• **Problem statement**
Can you write out, unchanged, the lines of the data from the line containing "svg-text:URINE CHART: URINE" through the line containing "svg-text:PERFORMANCE: PERFORMANCE <box>487", both of those lines included?

-- Exercise material start --

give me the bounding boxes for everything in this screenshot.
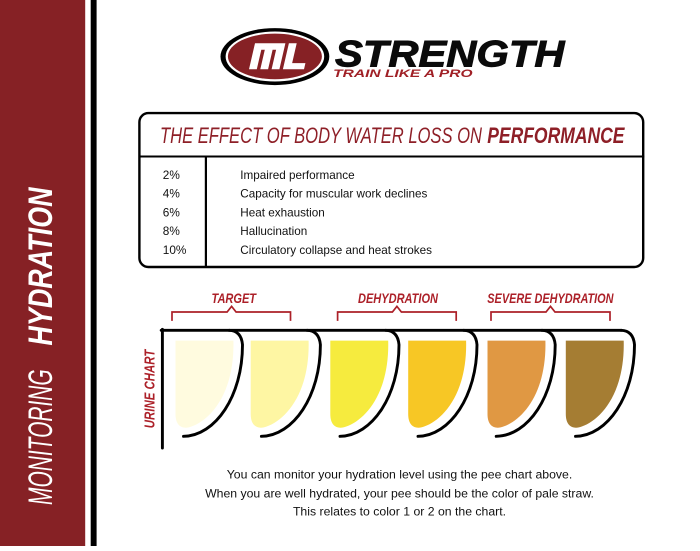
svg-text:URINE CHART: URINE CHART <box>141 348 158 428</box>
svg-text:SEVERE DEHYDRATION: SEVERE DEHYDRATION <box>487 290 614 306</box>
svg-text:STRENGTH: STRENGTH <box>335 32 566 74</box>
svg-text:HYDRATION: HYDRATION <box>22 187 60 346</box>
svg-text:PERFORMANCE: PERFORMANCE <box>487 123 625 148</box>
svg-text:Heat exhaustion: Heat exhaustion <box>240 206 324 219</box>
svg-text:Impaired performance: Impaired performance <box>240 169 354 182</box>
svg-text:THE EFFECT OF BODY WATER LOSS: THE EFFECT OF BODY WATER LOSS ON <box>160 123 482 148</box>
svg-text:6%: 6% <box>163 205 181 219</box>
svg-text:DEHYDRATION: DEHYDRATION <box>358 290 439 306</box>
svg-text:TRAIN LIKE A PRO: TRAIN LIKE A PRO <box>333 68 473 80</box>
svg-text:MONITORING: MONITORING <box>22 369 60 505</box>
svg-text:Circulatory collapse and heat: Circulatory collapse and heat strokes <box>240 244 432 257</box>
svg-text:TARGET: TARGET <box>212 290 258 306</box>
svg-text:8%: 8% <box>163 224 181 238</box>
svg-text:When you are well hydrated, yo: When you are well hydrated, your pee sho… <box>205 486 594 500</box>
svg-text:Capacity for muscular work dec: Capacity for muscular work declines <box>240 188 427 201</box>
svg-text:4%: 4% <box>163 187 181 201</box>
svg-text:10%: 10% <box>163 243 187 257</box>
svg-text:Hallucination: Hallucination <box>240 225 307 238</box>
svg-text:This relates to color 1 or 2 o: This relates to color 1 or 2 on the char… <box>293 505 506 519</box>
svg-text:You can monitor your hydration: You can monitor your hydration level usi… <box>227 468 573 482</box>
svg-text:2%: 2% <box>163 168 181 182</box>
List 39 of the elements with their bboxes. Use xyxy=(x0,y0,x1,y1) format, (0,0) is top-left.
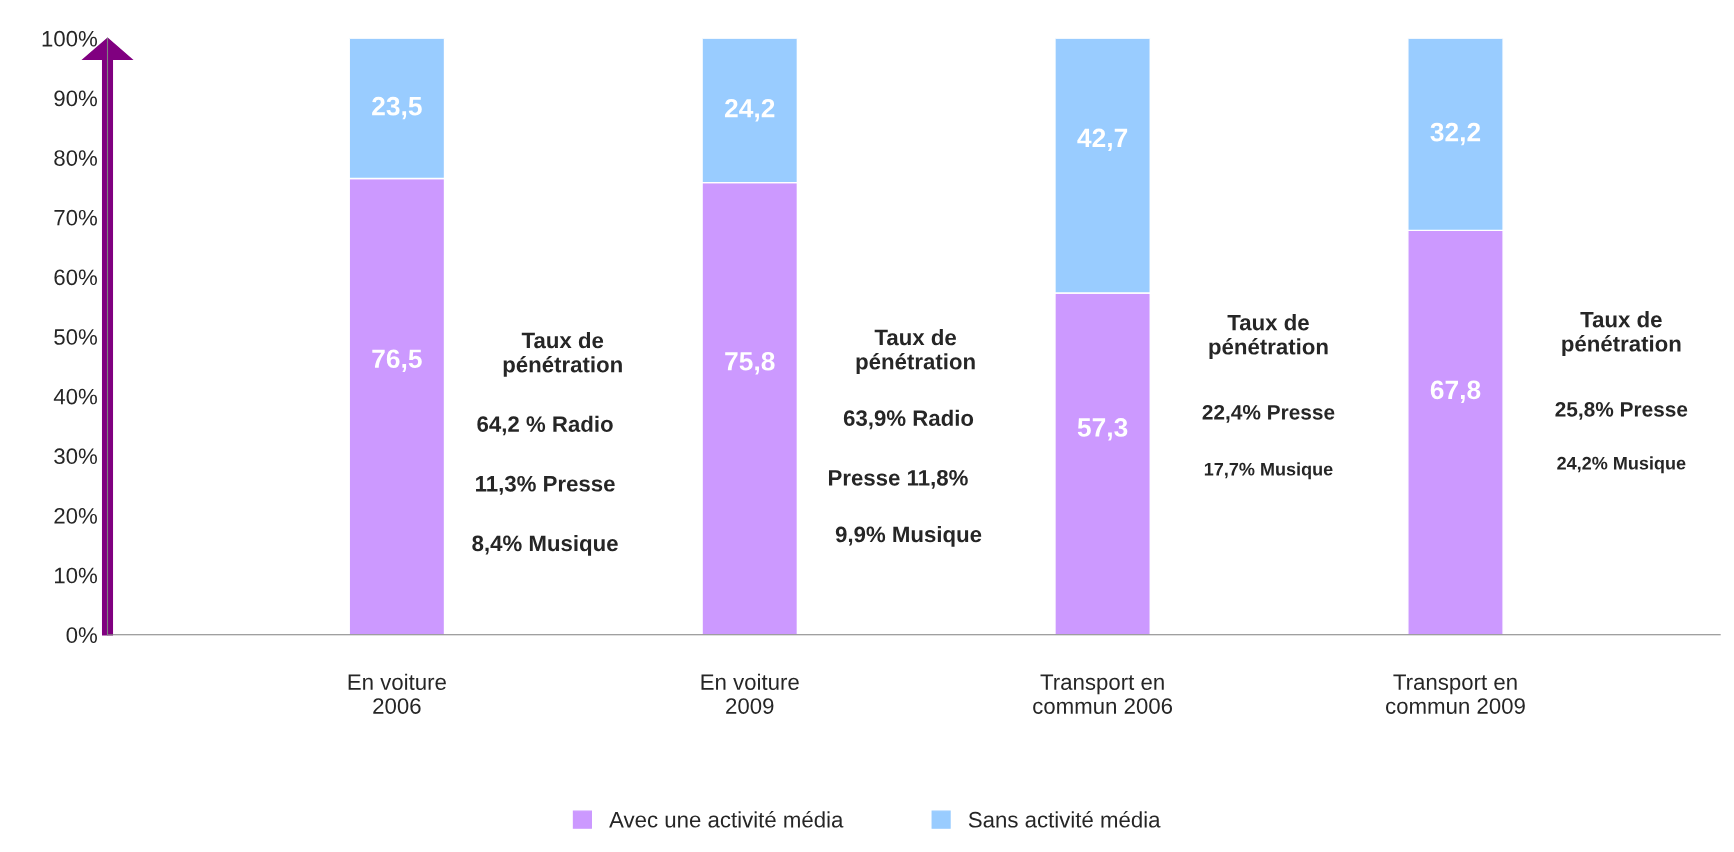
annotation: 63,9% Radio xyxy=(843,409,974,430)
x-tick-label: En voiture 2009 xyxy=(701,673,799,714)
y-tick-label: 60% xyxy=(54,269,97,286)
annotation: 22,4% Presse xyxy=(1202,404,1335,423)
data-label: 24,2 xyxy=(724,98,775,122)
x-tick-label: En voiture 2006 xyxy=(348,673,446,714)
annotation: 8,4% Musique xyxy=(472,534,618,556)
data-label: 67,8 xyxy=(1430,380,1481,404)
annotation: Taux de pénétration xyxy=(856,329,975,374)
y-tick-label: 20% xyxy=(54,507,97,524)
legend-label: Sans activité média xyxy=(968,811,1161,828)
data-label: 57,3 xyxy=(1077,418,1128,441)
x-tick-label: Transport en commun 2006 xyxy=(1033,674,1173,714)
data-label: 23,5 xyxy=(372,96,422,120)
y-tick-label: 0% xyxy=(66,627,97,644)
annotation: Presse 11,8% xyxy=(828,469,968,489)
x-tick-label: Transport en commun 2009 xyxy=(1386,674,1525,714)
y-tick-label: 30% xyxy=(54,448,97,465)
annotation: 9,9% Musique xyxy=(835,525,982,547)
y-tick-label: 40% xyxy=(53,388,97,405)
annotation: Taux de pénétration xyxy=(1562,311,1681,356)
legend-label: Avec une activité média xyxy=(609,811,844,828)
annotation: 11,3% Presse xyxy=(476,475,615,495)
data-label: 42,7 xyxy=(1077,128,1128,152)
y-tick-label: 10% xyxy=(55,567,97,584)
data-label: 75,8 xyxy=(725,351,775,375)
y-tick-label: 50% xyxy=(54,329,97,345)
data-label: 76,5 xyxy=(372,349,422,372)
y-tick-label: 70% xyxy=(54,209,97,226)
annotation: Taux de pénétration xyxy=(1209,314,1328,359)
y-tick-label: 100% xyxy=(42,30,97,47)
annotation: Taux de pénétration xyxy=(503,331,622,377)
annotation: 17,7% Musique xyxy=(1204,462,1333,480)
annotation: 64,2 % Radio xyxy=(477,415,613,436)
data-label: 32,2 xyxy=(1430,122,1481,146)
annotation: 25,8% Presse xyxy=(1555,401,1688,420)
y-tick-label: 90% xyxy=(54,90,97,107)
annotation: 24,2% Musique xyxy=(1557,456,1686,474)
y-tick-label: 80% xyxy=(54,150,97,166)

-- Exercise material end --

• **Solution for this task**
svg-text:URINE CHART: URINE CHART <box>141 348 158 428</box>
svg-text:SEVERE DEHYDRATION: SEVERE DEHYDRATION <box>487 290 614 306</box>
svg-text:STRENGTH: STRENGTH <box>335 32 566 74</box>
svg-text:HYDRATION: HYDRATION <box>22 187 60 346</box>
svg-text:PERFORMANCE: PERFORMANCE <box>487 123 625 148</box>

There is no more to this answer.